• Exercise objective: Which lines hold the word "disjoints"? Show each of them.

[Lines of data]
******************************
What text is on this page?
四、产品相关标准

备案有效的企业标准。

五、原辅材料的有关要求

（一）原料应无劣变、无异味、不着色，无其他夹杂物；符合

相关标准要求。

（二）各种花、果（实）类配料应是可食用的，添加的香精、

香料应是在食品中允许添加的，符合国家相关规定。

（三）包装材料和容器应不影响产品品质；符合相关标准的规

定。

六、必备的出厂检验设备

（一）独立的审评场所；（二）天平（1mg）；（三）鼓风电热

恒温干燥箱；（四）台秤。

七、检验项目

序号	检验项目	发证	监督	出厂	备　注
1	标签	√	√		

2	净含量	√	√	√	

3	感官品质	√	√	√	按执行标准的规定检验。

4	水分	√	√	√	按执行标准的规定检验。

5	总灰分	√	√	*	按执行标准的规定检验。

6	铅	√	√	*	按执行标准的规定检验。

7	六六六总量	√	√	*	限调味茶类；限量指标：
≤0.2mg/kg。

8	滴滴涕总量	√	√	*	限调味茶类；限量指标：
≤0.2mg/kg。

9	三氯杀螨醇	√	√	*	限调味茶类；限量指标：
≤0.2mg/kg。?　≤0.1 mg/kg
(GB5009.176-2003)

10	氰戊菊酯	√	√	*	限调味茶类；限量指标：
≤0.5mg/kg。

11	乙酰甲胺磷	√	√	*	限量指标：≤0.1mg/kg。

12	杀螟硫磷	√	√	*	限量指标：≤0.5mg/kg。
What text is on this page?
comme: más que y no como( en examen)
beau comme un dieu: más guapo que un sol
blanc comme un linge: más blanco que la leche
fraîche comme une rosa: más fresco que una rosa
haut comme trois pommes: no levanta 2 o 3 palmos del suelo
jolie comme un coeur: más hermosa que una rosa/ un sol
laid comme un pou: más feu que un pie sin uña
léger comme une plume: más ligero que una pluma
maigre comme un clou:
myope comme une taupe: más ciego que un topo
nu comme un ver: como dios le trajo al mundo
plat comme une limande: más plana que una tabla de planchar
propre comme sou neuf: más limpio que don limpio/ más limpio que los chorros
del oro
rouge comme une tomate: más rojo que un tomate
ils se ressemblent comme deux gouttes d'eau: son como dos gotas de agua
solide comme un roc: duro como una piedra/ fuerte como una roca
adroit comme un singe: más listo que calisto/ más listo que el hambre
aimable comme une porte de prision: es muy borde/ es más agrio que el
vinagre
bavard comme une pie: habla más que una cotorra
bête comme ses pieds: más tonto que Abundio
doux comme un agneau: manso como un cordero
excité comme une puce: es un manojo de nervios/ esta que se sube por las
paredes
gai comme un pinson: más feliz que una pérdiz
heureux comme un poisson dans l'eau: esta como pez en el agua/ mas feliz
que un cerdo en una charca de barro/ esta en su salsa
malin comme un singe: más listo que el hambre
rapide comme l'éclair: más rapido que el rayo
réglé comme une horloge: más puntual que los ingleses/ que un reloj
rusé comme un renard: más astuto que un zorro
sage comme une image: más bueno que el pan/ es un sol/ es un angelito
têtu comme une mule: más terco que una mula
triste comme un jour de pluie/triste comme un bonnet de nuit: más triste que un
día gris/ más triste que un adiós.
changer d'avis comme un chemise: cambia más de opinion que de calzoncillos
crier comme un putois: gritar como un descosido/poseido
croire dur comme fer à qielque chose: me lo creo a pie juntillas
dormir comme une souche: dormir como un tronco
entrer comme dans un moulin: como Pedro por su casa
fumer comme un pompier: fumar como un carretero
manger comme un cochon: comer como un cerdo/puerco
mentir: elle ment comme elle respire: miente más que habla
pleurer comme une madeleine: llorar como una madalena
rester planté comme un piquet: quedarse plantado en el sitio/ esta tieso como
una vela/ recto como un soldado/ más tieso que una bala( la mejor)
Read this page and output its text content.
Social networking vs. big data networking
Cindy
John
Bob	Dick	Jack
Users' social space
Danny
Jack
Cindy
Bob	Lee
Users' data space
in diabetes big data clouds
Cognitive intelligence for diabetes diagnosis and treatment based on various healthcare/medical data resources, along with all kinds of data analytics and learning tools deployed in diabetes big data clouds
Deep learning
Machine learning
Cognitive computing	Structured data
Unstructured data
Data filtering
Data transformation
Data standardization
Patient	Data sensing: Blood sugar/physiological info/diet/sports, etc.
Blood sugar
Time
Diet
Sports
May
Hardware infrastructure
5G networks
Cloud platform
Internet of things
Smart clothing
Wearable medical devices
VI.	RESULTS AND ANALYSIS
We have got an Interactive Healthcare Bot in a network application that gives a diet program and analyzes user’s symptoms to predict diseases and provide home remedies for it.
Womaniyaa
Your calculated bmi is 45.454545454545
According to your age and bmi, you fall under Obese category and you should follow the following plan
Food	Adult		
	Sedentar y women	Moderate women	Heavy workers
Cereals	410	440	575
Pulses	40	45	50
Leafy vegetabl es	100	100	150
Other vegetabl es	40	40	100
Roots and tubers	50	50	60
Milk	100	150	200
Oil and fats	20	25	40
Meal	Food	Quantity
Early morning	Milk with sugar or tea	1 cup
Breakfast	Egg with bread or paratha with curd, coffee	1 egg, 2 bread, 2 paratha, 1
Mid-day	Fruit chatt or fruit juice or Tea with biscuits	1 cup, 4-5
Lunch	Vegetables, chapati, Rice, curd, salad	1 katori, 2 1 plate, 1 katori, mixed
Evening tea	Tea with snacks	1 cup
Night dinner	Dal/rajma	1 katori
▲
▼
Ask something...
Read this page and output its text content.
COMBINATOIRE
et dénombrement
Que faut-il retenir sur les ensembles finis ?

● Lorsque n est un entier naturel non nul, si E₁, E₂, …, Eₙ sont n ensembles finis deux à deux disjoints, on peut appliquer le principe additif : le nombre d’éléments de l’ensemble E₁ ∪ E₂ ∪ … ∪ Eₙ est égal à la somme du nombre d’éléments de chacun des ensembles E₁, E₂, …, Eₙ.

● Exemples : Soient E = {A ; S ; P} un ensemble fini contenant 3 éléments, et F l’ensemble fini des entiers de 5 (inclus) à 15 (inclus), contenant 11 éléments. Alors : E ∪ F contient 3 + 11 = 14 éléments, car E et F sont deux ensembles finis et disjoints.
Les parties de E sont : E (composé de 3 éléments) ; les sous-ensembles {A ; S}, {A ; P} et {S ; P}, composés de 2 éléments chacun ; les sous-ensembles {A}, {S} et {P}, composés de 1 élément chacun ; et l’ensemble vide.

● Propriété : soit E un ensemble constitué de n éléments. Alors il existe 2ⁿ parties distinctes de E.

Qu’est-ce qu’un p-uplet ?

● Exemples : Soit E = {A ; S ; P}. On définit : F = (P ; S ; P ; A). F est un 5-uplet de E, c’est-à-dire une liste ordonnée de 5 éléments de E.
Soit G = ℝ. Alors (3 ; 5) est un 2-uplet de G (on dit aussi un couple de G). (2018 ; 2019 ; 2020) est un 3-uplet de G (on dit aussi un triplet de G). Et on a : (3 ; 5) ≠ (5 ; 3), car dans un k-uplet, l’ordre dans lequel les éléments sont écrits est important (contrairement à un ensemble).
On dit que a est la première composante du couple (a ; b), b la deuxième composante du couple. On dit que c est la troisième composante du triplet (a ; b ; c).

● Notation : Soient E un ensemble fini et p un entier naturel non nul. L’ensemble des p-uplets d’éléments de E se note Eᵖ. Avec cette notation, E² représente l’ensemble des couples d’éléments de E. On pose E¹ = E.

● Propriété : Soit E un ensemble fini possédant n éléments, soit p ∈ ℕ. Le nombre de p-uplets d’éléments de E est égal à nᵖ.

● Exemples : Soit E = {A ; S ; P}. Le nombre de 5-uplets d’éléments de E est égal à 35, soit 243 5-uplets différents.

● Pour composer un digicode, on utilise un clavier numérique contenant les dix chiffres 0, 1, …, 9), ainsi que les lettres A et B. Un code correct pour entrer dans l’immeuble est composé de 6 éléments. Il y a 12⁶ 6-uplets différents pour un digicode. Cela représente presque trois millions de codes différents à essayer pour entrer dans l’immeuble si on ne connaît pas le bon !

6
******************************
• Response to this exercise:
● Lorsque n est un entier naturel non nul, si E₁, E₂, …, Eₙ sont n ensembles finis deux à deux disjoints, on peut appliquer le principe additif : le nombre d’éléments de l’ensemble E₁ ∪ E₂ ∪ … ∪ Eₙ est égal à la somme du nombre d’éléments de chacun des ensembles E₁, E₂, …, Eₙ.
● Exemples : Soient E = {A ; S ; P} un ensemble fini contenant 3 éléments, et F l’ensemble fini des entiers de 5 (inclus) à 15 (inclus), contenant 11 éléments. Alors : E ∪ F contient 3 + 11 = 14 éléments, car E et F sont deux ensembles finis et disjoints.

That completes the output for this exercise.